Element location listings
· · ·

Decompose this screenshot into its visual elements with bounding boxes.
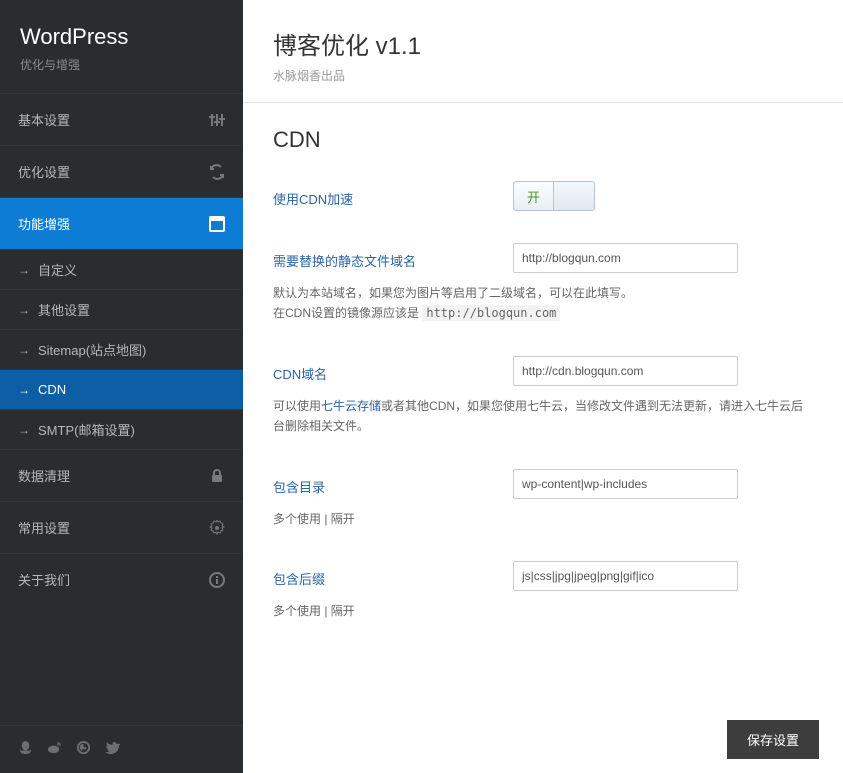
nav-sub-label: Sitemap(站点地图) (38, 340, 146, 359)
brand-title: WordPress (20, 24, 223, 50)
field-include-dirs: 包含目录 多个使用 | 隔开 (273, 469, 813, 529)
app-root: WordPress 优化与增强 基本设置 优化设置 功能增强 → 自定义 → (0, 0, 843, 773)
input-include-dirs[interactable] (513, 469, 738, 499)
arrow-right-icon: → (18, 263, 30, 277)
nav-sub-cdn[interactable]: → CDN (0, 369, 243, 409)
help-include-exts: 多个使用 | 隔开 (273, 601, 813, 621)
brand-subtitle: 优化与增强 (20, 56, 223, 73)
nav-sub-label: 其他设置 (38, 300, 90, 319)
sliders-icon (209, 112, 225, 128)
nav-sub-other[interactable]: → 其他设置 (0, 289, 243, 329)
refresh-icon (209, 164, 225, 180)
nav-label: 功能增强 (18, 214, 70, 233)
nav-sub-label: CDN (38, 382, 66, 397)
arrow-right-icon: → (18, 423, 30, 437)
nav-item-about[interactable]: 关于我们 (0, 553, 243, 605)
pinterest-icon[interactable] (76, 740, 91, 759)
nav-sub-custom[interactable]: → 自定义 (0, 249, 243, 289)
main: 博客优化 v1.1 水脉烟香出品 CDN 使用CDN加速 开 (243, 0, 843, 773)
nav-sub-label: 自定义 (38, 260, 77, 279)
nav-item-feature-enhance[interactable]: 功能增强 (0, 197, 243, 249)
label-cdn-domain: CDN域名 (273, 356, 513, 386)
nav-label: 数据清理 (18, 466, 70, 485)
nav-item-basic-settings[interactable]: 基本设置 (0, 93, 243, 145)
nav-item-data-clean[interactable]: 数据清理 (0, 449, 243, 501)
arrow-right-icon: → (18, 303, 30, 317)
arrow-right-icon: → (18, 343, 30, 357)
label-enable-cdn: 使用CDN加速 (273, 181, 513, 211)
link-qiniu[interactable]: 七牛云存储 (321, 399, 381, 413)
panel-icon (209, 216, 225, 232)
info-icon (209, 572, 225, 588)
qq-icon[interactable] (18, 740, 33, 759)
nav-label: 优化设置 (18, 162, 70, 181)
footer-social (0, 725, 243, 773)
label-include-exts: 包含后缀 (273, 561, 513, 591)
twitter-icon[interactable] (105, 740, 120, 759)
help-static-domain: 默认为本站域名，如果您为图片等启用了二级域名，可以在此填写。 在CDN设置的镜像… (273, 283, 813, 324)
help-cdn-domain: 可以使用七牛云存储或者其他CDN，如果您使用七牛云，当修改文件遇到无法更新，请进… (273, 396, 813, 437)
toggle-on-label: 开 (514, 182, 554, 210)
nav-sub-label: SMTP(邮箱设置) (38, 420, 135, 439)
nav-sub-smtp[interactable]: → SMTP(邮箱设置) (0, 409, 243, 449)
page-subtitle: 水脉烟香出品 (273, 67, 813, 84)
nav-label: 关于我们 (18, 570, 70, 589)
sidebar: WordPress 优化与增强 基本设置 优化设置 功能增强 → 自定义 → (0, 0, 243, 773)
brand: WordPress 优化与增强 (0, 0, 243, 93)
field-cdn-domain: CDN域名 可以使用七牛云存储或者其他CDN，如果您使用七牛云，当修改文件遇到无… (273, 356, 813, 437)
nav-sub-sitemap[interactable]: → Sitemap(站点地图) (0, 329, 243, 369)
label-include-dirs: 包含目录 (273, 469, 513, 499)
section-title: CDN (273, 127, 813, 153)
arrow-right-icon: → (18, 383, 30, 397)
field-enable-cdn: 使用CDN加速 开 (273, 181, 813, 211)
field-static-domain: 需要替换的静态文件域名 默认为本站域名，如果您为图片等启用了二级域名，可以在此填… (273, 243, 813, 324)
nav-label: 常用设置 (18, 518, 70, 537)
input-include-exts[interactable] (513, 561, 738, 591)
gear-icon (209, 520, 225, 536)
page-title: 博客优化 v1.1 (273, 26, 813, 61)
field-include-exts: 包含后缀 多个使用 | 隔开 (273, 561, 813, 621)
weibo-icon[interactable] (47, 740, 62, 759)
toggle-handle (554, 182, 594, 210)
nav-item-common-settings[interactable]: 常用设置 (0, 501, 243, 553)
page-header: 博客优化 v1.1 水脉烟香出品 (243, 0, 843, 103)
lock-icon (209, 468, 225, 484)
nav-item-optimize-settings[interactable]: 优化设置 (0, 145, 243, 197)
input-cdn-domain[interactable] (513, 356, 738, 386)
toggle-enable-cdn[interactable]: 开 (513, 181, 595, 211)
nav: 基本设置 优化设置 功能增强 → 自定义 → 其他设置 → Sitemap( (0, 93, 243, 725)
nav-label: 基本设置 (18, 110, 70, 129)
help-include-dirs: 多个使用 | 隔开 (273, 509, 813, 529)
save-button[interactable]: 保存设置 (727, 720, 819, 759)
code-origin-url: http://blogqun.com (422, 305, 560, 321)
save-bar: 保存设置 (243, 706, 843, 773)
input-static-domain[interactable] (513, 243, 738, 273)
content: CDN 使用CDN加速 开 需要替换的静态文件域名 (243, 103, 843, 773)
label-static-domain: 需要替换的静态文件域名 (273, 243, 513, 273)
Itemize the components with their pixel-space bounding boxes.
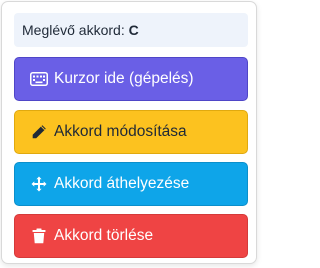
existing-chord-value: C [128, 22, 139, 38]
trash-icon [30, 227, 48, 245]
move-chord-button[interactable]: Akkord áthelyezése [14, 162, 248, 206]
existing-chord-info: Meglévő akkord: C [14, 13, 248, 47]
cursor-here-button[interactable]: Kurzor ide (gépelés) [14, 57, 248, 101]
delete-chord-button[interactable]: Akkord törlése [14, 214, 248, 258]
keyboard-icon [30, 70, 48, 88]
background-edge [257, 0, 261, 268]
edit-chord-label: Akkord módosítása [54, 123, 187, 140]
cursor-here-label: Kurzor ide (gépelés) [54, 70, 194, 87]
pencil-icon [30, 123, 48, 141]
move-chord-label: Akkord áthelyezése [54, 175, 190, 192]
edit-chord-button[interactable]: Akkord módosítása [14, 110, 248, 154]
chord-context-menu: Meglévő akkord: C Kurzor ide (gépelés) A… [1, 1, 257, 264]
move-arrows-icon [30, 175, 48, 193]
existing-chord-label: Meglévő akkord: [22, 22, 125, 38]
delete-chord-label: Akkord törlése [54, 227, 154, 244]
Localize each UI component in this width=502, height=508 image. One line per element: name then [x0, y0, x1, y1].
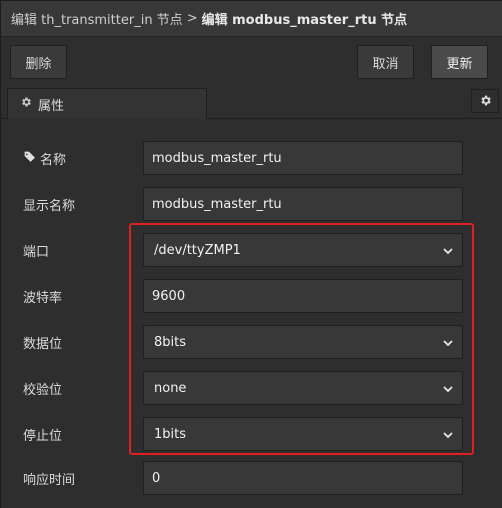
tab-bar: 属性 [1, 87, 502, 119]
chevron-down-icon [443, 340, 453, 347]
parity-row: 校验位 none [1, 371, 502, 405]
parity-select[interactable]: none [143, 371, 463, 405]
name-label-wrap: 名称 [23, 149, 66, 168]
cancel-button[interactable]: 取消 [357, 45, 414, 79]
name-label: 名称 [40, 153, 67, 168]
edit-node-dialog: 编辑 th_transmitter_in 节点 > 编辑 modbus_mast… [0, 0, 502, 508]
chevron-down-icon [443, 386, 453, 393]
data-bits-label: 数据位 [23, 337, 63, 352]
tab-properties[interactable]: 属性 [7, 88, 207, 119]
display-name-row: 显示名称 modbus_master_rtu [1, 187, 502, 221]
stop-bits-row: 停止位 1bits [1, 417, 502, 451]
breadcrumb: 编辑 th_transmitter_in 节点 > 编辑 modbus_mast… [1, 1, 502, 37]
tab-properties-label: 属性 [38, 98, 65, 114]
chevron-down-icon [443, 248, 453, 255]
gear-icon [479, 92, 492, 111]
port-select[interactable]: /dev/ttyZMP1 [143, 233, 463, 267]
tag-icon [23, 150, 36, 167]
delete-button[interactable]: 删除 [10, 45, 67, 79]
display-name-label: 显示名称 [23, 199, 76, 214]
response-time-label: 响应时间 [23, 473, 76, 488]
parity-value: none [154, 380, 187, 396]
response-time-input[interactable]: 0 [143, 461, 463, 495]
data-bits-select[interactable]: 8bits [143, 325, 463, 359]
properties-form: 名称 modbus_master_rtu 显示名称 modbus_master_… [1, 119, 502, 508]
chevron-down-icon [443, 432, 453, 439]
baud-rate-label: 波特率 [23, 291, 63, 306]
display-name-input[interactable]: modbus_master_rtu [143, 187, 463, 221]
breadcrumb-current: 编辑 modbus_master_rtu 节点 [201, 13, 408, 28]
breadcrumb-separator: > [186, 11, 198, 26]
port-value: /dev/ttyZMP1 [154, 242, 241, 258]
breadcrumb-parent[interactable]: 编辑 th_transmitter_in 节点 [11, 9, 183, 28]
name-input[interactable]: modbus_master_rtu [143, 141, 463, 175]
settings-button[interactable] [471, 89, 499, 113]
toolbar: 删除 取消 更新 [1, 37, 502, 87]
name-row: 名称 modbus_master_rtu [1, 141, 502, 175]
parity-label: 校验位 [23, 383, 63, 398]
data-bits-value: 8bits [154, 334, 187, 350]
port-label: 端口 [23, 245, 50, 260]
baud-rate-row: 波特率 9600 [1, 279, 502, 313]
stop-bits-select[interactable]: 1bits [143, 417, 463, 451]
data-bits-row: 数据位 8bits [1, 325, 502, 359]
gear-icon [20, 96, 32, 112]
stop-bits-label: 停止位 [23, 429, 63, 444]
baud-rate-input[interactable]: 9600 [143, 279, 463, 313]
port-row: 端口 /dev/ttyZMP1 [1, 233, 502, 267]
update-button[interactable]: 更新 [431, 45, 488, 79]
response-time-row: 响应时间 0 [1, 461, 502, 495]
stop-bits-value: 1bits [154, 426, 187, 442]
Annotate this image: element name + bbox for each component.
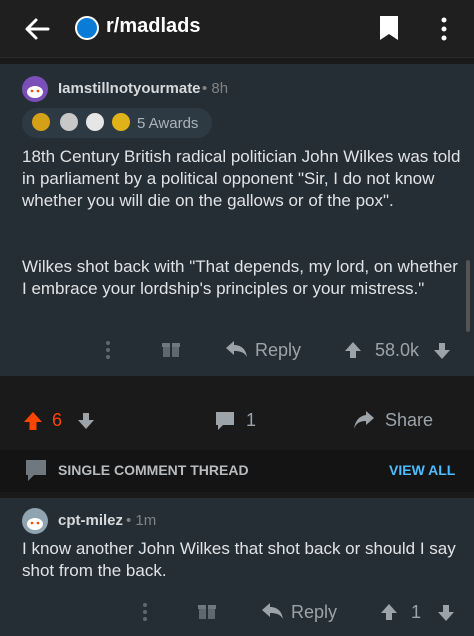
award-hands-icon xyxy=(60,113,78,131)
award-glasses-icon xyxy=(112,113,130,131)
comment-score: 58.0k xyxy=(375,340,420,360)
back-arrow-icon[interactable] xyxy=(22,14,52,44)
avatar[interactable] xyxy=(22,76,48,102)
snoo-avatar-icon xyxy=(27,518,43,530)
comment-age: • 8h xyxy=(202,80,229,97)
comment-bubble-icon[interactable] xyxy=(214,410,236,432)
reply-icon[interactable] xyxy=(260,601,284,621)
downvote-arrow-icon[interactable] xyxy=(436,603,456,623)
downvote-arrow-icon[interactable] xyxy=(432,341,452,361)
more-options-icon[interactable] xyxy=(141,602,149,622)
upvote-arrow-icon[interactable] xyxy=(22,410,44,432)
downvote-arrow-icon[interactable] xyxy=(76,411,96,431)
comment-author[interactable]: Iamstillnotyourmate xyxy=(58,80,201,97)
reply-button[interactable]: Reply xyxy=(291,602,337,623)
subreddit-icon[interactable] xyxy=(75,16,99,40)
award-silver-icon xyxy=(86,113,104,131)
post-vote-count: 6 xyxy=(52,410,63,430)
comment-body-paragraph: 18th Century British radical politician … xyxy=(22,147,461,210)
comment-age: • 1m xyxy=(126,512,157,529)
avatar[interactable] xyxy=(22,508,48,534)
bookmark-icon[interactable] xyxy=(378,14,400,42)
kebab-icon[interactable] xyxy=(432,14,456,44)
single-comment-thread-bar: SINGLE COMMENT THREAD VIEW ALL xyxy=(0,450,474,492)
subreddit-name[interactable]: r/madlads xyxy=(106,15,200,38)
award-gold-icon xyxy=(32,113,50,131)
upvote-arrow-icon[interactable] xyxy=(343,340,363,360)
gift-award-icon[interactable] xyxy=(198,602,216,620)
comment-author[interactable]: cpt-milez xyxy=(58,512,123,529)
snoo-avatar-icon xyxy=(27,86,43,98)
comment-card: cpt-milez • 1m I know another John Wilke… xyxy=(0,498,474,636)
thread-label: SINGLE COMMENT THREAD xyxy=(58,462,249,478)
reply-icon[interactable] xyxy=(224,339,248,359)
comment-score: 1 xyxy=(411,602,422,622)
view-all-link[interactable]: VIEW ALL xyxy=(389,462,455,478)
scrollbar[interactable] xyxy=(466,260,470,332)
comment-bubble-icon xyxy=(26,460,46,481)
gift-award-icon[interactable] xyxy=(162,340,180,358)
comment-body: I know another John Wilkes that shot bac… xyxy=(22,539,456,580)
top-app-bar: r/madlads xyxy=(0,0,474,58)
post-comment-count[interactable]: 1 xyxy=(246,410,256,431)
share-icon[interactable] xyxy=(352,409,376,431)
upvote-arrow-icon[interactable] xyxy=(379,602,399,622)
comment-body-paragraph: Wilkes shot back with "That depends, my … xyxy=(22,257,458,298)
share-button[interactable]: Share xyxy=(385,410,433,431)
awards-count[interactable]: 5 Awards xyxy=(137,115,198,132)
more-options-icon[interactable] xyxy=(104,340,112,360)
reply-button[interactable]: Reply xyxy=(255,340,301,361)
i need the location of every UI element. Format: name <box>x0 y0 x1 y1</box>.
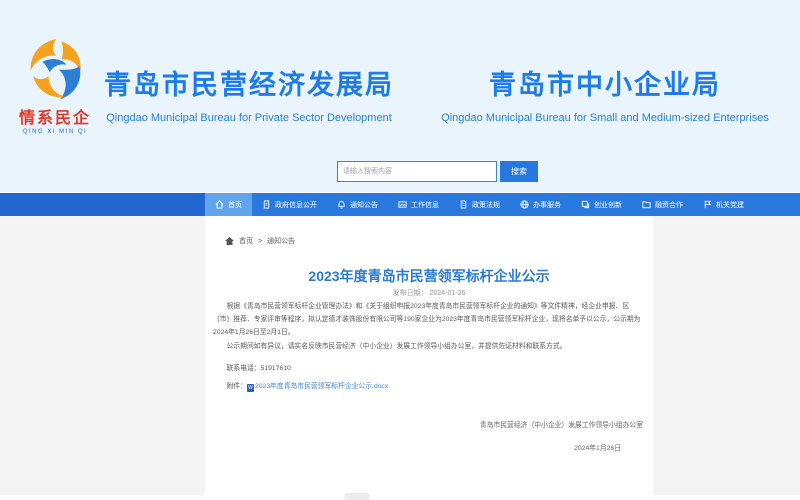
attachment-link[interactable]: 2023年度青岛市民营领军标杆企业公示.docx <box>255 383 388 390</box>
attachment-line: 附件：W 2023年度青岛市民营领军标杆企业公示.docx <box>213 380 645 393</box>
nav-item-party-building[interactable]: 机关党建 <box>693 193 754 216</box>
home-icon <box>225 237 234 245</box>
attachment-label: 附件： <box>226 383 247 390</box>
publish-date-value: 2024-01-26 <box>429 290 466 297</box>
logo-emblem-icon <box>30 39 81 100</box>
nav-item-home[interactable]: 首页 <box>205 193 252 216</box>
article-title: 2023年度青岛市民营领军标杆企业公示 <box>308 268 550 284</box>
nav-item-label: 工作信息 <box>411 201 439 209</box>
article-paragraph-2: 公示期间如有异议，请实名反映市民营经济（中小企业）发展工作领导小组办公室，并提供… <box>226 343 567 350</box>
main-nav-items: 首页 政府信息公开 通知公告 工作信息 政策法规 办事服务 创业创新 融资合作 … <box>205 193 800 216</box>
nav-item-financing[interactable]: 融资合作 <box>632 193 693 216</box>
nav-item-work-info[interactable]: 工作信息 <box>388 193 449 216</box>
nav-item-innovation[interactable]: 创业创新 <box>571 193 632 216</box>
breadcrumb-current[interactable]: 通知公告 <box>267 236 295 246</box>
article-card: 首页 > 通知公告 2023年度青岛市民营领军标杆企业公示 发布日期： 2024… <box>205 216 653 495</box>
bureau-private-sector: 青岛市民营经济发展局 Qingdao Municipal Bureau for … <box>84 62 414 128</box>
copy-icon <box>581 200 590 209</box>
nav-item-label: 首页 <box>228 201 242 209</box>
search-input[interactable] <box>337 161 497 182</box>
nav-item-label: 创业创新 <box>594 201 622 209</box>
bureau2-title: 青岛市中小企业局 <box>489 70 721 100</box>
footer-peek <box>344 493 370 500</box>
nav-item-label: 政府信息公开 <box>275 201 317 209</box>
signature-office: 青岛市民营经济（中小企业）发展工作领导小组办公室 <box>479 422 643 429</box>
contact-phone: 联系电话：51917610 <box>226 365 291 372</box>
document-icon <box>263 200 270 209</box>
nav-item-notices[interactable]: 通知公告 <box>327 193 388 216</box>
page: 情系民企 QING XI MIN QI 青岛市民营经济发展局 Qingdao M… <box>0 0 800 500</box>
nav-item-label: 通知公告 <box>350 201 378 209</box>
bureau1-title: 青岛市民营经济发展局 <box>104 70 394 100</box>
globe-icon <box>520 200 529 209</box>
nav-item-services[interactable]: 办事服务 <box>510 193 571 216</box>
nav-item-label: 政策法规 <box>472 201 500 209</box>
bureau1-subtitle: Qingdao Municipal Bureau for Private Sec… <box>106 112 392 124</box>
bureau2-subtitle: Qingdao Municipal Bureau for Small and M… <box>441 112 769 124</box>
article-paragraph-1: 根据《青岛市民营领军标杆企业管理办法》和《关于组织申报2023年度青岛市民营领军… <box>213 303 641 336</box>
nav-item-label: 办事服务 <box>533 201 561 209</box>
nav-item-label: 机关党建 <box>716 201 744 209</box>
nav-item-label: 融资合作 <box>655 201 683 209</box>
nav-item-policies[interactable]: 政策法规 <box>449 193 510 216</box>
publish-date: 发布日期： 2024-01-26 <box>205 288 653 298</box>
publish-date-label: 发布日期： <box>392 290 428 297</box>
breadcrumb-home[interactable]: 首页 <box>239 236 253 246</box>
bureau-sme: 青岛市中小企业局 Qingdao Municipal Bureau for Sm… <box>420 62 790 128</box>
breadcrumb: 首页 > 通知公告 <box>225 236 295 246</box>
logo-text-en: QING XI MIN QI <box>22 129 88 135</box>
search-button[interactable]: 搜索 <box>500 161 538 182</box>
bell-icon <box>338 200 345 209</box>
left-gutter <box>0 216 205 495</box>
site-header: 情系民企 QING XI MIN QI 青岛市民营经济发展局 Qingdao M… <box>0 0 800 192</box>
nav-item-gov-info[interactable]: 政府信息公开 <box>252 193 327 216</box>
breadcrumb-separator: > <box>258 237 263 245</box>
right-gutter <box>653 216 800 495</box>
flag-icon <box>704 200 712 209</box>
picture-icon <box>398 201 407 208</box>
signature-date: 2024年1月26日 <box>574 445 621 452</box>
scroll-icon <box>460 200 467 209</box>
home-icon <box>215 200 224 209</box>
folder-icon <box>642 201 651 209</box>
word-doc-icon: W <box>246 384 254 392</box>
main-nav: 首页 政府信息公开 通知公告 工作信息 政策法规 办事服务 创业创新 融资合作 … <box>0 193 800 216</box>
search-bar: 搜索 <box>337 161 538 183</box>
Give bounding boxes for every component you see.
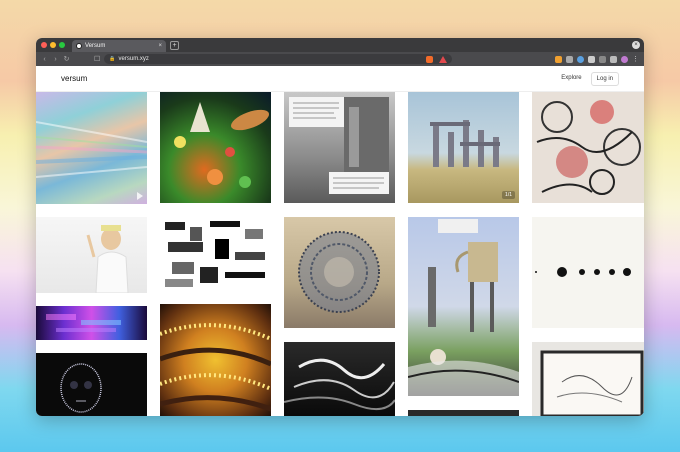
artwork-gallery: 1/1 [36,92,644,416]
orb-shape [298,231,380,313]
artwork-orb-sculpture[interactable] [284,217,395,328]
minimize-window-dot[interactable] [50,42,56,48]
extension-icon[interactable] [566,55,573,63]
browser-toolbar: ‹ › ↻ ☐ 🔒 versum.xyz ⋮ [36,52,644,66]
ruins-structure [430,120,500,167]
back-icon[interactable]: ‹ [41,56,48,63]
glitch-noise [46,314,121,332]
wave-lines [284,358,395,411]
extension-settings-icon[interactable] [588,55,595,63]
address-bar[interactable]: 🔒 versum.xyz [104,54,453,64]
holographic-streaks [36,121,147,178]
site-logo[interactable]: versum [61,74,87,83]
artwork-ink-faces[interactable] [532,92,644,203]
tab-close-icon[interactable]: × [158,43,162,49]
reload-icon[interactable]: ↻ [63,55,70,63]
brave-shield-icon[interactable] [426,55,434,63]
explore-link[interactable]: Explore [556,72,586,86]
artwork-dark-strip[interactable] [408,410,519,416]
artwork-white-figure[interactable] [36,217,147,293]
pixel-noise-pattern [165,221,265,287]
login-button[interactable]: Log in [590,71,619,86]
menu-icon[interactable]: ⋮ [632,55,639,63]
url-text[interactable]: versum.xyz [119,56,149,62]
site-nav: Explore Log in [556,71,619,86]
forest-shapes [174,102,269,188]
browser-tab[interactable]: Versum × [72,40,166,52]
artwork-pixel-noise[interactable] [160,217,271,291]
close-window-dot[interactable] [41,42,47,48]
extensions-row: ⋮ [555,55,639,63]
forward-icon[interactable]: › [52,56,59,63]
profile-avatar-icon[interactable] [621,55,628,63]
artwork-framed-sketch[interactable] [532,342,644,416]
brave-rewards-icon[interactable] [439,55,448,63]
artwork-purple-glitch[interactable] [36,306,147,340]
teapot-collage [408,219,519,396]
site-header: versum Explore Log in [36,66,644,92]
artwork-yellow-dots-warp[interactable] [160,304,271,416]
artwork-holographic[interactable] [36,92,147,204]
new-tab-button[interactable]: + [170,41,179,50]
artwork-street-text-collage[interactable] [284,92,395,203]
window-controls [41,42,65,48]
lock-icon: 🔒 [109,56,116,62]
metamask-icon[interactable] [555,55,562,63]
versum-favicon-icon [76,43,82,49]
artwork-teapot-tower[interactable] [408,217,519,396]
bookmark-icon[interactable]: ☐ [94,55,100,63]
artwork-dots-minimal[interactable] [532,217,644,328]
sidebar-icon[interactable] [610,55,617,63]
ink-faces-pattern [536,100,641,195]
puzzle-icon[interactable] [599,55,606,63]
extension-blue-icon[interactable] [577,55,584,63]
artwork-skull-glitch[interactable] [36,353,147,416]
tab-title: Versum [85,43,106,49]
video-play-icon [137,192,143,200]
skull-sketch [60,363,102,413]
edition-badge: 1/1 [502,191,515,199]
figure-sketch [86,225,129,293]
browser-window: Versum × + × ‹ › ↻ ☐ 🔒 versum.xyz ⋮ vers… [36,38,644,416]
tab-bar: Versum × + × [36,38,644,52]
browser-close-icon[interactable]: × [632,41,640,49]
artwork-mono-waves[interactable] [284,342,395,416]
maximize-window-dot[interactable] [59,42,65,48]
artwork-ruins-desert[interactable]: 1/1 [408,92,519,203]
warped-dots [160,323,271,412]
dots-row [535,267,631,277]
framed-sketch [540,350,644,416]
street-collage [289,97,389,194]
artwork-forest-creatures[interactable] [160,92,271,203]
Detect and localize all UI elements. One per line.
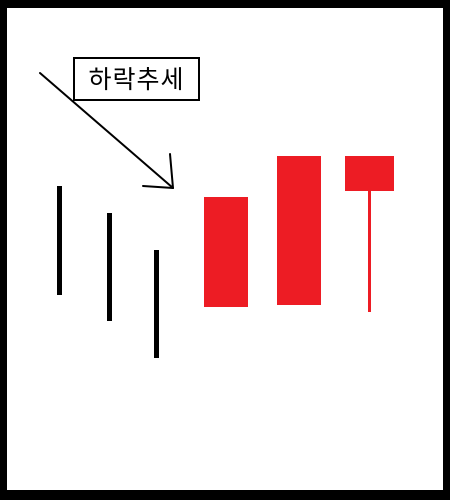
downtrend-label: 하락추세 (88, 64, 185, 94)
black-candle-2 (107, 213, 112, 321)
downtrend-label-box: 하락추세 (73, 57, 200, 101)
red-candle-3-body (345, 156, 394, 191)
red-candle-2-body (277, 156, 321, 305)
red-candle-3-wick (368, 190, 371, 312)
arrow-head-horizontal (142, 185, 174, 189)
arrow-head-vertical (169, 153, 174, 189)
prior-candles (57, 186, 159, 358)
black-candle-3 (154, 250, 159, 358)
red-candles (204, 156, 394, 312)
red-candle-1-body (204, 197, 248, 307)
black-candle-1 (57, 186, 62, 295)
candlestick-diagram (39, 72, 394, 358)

· · ·

Return the lines starting with the one that contains "nav-sub-label: Sitemap(站点地图) (38, 340, 146, 359)" and going on through the one that contains "nav-item-data-clean[interactable]: 数据清理 (0, 449, 243, 501)", with both of those included. Copy each line exactly, with nothing changed.

Complete response
nav-sub-label: Sitemap(站点地图) (38, 340, 146, 359)
brand-title: WordPress (20, 24, 223, 50)
field-include-dirs: 包含目录 多个使用 | 隔开 (273, 469, 813, 529)
app-root: WordPress 优化与增强 基本设置 优化设置 功能增强 → 自定义 → (0, 0, 843, 773)
input-include-dirs[interactable] (513, 469, 738, 499)
arrow-right-icon: → (18, 263, 30, 277)
nav-sub-cdn[interactable]: → CDN (0, 369, 243, 409)
help-include-exts: 多个使用 | 隔开 (273, 601, 813, 621)
brand-subtitle: 优化与增强 (20, 56, 223, 73)
nav-sub-label: 其他设置 (38, 300, 90, 319)
sliders-icon (209, 112, 225, 128)
nav-sub-other[interactable]: → 其他设置 (0, 289, 243, 329)
refresh-icon (209, 164, 225, 180)
nav-label: 功能增强 (18, 214, 70, 233)
nav-sub-label: CDN (38, 382, 66, 397)
arrow-right-icon: → (18, 423, 30, 437)
nav-item-about[interactable]: 关于我们 (0, 553, 243, 605)
pinterest-icon[interactable] (76, 740, 91, 759)
nav-sub-custom[interactable]: → 自定义 (0, 249, 243, 289)
main: 博客优化 v1.1 水脉烟香出品 CDN 使用CDN加速 开 (243, 0, 843, 773)
nav-sub-label: 自定义 (38, 260, 77, 279)
nav-item-feature-enhance[interactable]: 功能增强 (0, 197, 243, 249)
label-cdn-domain: CDN域名 (273, 356, 513, 386)
nav-label: 数据清理 (18, 466, 70, 485)
nav-item-basic-settings[interactable]: 基本设置 (0, 93, 243, 145)
nav-item-data-clean[interactable]: 数据清理 (0, 449, 243, 501)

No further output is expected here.